Stated exercise ▸
Below are some entries. Output each one exactly as it appears.

Stored data:
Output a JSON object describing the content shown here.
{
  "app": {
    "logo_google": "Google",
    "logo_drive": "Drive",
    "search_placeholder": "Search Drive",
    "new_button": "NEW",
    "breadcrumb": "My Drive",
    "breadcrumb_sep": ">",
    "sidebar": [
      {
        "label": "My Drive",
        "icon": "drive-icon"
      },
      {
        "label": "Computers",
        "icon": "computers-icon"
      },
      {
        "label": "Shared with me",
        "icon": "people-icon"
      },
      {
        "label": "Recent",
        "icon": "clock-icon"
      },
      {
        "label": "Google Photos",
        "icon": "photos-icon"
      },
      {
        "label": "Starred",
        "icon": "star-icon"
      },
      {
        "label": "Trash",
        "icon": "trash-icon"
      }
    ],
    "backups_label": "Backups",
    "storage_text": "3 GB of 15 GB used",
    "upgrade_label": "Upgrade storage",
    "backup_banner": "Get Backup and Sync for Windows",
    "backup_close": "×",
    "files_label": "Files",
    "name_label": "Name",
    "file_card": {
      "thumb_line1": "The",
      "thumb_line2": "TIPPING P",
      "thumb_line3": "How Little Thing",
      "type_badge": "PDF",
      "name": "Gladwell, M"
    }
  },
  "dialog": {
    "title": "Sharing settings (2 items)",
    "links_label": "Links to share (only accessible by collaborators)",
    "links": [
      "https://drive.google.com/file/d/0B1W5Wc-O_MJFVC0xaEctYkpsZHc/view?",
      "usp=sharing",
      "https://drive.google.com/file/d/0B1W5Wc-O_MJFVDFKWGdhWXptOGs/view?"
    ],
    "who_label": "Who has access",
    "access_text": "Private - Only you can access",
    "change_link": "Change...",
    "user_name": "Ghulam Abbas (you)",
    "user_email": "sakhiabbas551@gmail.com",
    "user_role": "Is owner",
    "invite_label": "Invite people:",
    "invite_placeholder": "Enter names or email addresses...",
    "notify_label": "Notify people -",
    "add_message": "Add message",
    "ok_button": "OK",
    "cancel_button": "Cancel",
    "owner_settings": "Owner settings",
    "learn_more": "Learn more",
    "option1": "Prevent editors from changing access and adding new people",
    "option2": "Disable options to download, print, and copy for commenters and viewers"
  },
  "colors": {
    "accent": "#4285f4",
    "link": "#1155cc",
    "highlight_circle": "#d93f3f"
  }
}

Solution to this exercise ▸
Output a JSON object describing the content shown here.
{
  "app": {
    "logo_google": "Google",
    "logo_drive": "Drive",
    "search_placeholder": "Search Drive",
    "new_button": "NEW",
    "breadcrumb": "My Drive",
    "breadcrumb_sep": ">",
    "sidebar": [
      {
        "label": "My Drive",
        "icon": "drive-icon"
      },
      {
        "label": "Computers",
        "icon": "computers-icon"
      },
      {
        "label": "Shared with me",
        "icon": "people-icon"
      },
      {
        "label": "Recent",
        "icon": "clock-icon"
      },
      {
        "label": "Google Photos",
        "icon": "photos-icon"
      },
      {
        "label": "Starred",
        "icon": "star-icon"
      },
      {
        "label": "Trash",
        "icon": "trash-icon"
      }
    ],
    "backups_label": "Backups",
    "storage_text": "3 GB of 15 GB used",
    "upgrade_label": "Upgrade storage",
    "backup_banner": "Get Backup and Sync for Windows",
    "backup_close": "×",
    "files_label": "Files",
    "name_label": "Name",
    "file_card": {
      "thumb_line1": "The",
      "thumb_line2": "TIPPING P",
      "thumb_line3": "How Little Thing",
      "type_badge": "PDF",
      "name": "Gladwell, M"
    }
  },
  "dialog": {
    "title": "Sharing settings (2 items)",
    "links_label": "Links to share (only accessible by collaborators)",
    "links": [
      "https://drive.google.com/file/d/0B1W5Wc-O_MJFVC0xaEctYkpsZHc/view?",
      "usp=sharing",
      "https://drive.google.com/file/d/0B1W5Wc-O_MJFVDFKWGdhWXptOGs/view?"
    ],
    "who_label": "Who has access",
    "access_text": "Private - Only you can access",
    "change_link": "Change...",
    "user_name": "Ghulam Abbas (you)",
    "user_email": "sakhiabbas551@gmail.com",
    "user_role": "Is owner",
    "invite_label": "Invite people:",
    "invite_placeholder": "Enter names or email addresses...",
    "notify_label": "Notify people -",
    "add_message": "Add message",
    "ok_button": "OK",
    "cancel_button": "Cancel",
    "owner_settings": "Owner settings",
    "learn_more": "Learn more",
    "option1": "Prevent editors from changing access and adding new people",
    "option2": "Disable options to download, print, and copy for commenters and viewers"
  },
  "colors": {
    "accent": "#4285f4",
    "link": "#1155cc",
    "highlight_circle": "#d93f3f"
  }
}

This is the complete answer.